- **Task brief**:
Pick every line with "ylabel" from the material below.

- **Extracted records**:
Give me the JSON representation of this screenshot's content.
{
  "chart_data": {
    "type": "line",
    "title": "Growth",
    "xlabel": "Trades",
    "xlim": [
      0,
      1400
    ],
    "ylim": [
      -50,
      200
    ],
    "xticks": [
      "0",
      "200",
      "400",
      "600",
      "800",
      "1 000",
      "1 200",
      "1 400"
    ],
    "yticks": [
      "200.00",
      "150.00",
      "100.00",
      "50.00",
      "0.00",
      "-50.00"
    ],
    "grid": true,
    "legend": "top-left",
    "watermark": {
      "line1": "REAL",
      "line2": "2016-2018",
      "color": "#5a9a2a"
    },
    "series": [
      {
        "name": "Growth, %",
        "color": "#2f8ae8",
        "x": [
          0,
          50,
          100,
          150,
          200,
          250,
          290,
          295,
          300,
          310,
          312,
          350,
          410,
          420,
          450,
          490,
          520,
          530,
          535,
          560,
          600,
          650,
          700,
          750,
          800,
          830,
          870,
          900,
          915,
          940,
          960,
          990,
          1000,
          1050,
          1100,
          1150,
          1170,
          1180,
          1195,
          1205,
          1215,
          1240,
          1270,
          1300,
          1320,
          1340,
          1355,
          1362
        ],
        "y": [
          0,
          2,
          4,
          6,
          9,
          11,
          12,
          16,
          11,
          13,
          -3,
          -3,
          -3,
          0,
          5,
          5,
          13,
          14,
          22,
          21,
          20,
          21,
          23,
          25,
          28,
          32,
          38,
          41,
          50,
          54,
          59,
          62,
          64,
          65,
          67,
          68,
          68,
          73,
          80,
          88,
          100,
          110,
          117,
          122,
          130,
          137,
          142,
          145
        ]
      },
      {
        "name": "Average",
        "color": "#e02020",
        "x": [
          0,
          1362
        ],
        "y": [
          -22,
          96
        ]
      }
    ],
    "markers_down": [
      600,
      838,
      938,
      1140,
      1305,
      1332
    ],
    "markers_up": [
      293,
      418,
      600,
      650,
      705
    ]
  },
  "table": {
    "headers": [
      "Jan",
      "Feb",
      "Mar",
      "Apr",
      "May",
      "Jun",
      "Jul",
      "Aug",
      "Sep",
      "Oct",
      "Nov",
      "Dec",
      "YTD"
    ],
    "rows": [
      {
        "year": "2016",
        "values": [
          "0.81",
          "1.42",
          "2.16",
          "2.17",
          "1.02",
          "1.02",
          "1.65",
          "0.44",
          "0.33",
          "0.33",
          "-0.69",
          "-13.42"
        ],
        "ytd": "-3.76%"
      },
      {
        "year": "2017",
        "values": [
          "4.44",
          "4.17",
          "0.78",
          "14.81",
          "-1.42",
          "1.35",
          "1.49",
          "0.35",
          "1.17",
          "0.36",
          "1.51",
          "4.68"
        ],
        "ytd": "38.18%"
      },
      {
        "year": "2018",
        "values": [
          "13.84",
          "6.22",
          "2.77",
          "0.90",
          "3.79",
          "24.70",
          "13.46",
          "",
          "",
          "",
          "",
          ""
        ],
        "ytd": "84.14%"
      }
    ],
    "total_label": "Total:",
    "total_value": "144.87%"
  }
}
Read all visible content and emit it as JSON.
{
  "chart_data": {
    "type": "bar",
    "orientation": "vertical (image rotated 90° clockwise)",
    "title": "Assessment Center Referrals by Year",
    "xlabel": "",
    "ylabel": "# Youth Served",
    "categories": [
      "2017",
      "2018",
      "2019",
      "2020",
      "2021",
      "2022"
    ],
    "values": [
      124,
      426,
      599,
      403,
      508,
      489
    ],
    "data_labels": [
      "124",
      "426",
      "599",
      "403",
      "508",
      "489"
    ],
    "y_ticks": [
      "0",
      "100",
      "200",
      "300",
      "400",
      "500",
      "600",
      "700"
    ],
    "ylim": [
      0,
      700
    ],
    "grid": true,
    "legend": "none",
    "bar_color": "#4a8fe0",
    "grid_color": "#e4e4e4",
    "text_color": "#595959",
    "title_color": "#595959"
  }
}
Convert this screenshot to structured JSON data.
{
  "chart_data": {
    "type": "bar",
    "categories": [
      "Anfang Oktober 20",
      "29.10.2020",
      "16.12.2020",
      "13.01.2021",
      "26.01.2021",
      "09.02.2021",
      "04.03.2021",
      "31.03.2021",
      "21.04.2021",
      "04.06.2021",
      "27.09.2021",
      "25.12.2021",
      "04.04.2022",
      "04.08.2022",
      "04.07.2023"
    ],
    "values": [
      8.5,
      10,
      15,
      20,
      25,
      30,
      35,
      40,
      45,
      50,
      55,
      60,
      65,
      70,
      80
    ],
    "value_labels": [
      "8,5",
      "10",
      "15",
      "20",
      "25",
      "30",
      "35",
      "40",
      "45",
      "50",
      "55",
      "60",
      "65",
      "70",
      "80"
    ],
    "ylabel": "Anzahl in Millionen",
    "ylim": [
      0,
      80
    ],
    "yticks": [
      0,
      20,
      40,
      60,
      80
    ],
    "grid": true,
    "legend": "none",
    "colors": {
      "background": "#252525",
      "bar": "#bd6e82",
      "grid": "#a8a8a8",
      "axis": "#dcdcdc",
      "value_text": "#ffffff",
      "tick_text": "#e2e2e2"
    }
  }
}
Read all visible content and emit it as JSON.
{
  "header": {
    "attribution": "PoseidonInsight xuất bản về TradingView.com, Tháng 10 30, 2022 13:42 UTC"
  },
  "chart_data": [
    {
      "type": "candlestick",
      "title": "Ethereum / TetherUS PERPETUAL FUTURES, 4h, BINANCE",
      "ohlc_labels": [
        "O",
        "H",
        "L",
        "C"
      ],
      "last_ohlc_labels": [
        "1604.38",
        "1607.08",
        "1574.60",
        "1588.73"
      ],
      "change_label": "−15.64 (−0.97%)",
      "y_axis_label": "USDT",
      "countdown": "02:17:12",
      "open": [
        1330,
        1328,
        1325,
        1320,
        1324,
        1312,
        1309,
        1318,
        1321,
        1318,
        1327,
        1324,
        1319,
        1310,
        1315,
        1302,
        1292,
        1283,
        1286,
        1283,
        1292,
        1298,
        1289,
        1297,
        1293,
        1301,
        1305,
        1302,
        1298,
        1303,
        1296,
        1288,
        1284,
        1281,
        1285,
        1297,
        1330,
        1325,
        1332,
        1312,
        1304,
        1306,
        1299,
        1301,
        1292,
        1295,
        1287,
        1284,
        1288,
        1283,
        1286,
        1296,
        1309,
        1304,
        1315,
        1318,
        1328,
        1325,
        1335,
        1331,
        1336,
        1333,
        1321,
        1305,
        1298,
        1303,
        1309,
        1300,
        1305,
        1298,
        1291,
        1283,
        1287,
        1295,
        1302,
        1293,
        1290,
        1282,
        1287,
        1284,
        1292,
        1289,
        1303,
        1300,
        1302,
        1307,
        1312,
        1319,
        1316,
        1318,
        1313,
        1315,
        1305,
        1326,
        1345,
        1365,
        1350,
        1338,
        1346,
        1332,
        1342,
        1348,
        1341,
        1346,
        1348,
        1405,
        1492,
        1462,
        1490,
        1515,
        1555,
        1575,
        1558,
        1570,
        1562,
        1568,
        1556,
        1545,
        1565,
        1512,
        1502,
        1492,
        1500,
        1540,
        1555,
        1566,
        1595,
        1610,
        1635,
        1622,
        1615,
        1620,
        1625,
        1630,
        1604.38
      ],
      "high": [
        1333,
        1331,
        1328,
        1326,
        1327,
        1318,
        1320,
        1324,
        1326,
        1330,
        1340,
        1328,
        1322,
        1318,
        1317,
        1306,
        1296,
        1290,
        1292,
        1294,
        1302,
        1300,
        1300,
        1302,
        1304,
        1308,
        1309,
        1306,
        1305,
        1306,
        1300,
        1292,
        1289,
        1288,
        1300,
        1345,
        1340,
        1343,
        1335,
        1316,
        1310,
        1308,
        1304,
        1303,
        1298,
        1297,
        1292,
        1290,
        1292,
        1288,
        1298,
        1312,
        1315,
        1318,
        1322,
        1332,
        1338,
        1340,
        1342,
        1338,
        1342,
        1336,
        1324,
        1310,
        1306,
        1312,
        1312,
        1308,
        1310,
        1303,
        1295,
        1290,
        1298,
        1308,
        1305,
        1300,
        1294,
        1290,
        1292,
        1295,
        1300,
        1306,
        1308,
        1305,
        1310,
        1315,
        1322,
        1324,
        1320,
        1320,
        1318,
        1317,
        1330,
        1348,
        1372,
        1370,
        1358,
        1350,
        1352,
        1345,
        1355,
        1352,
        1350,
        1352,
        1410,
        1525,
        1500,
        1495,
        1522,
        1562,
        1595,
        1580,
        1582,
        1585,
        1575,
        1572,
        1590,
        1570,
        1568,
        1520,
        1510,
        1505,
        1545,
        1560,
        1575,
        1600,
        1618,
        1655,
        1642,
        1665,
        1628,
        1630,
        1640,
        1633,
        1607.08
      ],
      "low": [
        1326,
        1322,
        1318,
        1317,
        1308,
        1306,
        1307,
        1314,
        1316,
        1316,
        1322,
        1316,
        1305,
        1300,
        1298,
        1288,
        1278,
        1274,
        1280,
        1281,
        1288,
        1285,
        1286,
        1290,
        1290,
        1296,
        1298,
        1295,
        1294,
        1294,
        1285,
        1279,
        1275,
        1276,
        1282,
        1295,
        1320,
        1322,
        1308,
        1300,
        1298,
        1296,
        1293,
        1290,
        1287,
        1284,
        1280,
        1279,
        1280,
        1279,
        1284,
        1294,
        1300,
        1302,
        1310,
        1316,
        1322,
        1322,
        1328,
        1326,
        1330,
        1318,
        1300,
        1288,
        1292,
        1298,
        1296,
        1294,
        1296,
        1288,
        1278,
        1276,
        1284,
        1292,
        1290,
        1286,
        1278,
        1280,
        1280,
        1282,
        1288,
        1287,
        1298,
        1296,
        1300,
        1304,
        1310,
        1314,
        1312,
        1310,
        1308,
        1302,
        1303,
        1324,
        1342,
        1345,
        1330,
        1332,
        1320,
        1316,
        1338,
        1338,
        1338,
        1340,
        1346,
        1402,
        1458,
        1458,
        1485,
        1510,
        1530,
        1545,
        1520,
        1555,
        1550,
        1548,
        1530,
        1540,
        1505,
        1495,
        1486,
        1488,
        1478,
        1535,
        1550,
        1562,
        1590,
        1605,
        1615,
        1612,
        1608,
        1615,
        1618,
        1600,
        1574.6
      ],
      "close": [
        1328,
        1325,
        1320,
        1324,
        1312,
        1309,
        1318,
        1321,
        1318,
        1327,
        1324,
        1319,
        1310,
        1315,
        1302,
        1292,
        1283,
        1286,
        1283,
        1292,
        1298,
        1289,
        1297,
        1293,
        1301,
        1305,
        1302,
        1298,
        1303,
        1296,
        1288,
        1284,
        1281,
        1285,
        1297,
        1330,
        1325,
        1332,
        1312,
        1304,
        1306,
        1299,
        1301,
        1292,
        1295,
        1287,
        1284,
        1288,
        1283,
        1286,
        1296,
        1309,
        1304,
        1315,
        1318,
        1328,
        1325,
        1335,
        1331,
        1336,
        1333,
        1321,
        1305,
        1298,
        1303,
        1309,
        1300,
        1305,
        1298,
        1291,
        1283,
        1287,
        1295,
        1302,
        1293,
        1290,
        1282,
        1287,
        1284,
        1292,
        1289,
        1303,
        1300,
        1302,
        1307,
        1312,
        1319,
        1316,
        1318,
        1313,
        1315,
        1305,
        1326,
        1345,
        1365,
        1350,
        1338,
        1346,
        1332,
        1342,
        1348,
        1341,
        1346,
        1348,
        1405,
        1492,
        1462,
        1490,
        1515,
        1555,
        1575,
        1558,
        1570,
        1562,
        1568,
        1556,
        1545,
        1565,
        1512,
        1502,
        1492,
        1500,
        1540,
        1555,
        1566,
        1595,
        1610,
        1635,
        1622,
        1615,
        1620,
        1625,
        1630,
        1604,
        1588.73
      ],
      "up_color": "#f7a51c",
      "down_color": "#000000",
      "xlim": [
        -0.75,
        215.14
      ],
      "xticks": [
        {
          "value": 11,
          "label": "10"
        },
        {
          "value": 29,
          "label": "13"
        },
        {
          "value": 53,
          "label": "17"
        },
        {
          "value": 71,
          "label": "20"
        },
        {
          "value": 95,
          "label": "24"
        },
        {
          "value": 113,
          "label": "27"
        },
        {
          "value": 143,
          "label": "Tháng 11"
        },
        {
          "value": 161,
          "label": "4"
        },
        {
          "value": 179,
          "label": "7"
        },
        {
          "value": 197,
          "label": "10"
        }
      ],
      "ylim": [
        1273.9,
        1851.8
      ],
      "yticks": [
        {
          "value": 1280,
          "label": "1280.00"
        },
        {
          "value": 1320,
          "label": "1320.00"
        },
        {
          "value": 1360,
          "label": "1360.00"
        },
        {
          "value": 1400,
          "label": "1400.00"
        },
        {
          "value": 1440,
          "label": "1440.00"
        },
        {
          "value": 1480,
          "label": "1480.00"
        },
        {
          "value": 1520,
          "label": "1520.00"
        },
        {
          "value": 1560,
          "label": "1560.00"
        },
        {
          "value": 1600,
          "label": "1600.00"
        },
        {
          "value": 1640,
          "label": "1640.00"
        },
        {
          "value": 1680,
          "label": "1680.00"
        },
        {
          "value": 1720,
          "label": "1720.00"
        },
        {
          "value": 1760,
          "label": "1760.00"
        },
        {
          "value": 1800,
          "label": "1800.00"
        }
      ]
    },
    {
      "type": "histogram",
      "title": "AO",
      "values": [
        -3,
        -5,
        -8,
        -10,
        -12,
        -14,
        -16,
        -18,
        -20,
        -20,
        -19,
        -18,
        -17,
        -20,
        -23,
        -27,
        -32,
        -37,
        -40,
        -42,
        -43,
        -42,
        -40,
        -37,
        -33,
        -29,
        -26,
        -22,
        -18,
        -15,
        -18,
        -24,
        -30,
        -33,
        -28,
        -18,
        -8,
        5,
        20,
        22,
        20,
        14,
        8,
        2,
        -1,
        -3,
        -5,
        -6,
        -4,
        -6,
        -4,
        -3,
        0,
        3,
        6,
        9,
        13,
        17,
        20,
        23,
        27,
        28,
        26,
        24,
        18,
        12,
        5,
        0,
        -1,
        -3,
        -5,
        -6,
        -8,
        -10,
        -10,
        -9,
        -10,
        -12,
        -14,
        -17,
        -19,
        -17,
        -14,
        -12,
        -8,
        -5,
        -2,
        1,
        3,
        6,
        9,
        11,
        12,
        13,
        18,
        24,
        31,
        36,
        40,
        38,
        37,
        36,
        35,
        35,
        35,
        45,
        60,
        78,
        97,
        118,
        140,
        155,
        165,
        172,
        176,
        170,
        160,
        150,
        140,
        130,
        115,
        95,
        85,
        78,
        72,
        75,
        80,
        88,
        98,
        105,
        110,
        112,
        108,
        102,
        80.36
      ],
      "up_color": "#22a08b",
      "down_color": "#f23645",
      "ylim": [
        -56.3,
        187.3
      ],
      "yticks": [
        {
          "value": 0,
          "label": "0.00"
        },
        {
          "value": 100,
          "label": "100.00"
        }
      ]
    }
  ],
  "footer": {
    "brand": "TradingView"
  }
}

- **Task result**:
    "ylabel": "# Youth Served",
    "ylabel": "Anzahl in Millionen",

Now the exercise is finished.